Please restate the data that follows, leaving every word in place.

==== Provided material ====

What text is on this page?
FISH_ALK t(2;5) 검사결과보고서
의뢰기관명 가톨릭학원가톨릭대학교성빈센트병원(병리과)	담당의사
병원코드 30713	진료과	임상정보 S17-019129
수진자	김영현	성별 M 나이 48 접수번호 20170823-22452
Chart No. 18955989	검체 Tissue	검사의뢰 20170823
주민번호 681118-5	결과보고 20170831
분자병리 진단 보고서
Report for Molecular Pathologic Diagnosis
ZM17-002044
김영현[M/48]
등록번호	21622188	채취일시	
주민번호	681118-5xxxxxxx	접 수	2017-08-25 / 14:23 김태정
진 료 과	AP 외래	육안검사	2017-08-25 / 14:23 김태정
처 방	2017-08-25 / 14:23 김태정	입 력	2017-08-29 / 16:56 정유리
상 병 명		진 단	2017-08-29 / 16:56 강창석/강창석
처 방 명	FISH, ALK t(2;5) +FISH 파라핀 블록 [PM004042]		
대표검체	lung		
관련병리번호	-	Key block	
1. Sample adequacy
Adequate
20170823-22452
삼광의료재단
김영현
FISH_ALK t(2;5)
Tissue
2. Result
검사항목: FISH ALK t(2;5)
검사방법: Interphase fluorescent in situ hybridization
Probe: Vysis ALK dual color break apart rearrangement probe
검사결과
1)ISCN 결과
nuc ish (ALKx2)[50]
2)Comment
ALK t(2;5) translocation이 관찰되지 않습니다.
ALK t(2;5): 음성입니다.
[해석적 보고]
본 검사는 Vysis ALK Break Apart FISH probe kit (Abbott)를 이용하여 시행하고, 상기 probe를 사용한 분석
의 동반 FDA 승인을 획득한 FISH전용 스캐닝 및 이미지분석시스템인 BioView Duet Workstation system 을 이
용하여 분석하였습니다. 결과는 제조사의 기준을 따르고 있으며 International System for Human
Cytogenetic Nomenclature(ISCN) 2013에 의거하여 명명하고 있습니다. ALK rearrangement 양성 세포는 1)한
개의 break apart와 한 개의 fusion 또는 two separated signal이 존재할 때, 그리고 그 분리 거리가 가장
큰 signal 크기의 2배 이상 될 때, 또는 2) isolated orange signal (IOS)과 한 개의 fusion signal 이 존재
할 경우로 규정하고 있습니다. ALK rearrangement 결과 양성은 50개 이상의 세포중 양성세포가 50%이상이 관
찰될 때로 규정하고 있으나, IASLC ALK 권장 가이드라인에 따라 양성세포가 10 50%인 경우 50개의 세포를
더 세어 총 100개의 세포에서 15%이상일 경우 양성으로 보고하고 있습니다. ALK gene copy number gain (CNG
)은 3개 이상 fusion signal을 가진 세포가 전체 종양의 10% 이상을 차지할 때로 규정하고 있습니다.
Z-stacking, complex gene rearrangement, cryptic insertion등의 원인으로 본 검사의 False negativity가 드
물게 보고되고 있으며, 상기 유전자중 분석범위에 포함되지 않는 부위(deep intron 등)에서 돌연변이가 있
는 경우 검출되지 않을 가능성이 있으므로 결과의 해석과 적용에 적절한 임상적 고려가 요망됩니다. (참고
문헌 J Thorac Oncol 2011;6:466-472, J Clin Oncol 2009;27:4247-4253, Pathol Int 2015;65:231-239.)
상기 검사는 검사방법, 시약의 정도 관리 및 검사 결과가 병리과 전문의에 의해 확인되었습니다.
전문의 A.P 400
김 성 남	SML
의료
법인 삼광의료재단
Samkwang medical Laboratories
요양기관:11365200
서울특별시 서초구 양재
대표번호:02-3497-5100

====

> **Response area**:
What text is on this page?
FISH_ALK t(2;5) 검사결과보고서
의뢰기관명 가톨릭학원가톨릭대학교성빈센트병원(병리과)	담당의사
병원코드 30713	진료과	임상정보 S17-019129
수진자	김영현	성별 M 나이 48 접수번호 20170823-22452
Chart No. 18955989	검체 Tissue	검사의뢰 20170823
주민번호 681118-5	결과보고 20170831
분자병리 진단 보고서
Report for Molecular Pathologic Diagnosis
ZM17-002044
김영현[M/48]
등록번호	21622188	채취일시	
주민번호	681118-5xxxxxxx	접 수	2017-08-25 / 14:23 김태정
진 료 과	AP 외래	육안검사	2017-08-25 / 14:23 김태정
처 방	2017-08-25 / 14:23 김태정	입 력	2017-08-29 / 16:56 정유리
상 병 명		진 단	2017-08-29 / 16:56 강창석/강창석
처 방 명	FISH, ALK t(2;5) +FISH 파라핀 블록 [PM004042]		
대표검체	lung		
관련병리번호	-	Key block	
1. Sample adequacy
Adequate
20170823-22452
삼광의료재단
김영현
FISH_ALK t(2;5)
Tissue
2. Result
검사항목: FISH ALK t(2;5)
검사방법: Interphase fluorescent in situ hybridization
Probe: Vysis ALK dual color break apart rearrangement probe
검사결과
1)ISCN 결과
nuc ish (ALKx2)[50]
2)Comment
ALK t(2;5) translocation이 관찰되지 않습니다.
ALK t(2;5): 음성입니다.
[해석적 보고]
본 검사는 Vysis ALK Break Apart FISH probe kit (Abbott)를 이용하여 시행하고, 상기 probe를 사용한 분석
의 동반 FDA 승인을 획득한 FISH전용 스캐닝 및 이미지분석시스템인 BioView Duet Workstation system 을 이
용하여 분석하였습니다. 결과는 제조사의 기준을 따르고 있으며 International System for Human
Cytogenetic Nomenclature(ISCN) 2013에 의거하여 명명하고 있습니다. ALK rearrangement 양성 세포는 1)한
개의 break apart와 한 개의 fusion 또는 two separated signal이 존재할 때, 그리고 그 분리 거리가 가장
큰 signal 크기의 2배 이상 될 때, 또는 2) isolated orange signal (IOS)과 한 개의 fusion signal 이 존재
할 경우로 규정하고 있습니다. ALK rearrangement 결과 양성은 50개 이상의 세포중 양성세포가 50%이상이 관
찰될 때로 규정하고 있으나, IASLC ALK 권장 가이드라인에 따라 양성세포가 10 50%인 경우 50개의 세포를
더 세어 총 100개의 세포에서 15%이상일 경우 양성으로 보고하고 있습니다. ALK gene copy number gain (CNG
)은 3개 이상 fusion signal을 가진 세포가 전체 종양의 10% 이상을 차지할 때로 규정하고 있습니다.
Z-stacking, complex gene rearrangement, cryptic insertion등의 원인으로 본 검사의 False negativity가 드
물게 보고되고 있으며, 상기 유전자중 분석범위에 포함되지 않는 부위(deep intron 등)에서 돌연변이가 있
는 경우 검출되지 않을 가능성이 있으므로 결과의 해석과 적용에 적절한 임상적 고려가 요망됩니다. (참고
문헌 J Thorac Oncol 2011;6:466-472, J Clin Oncol 2009;27:4247-4253, Pathol Int 2015;65:231-239.)
상기 검사는 검사방법, 시약의 정도 관리 및 검사 결과가 병리과 전문의에 의해 확인되었습니다.
전문의 A.P 400
김 성 남	SML
의료
법인 삼광의료재단
Samkwang medical Laboratories
요양기관:11365200
서울특별시 서초구 양재
대표번호:02-3497-5100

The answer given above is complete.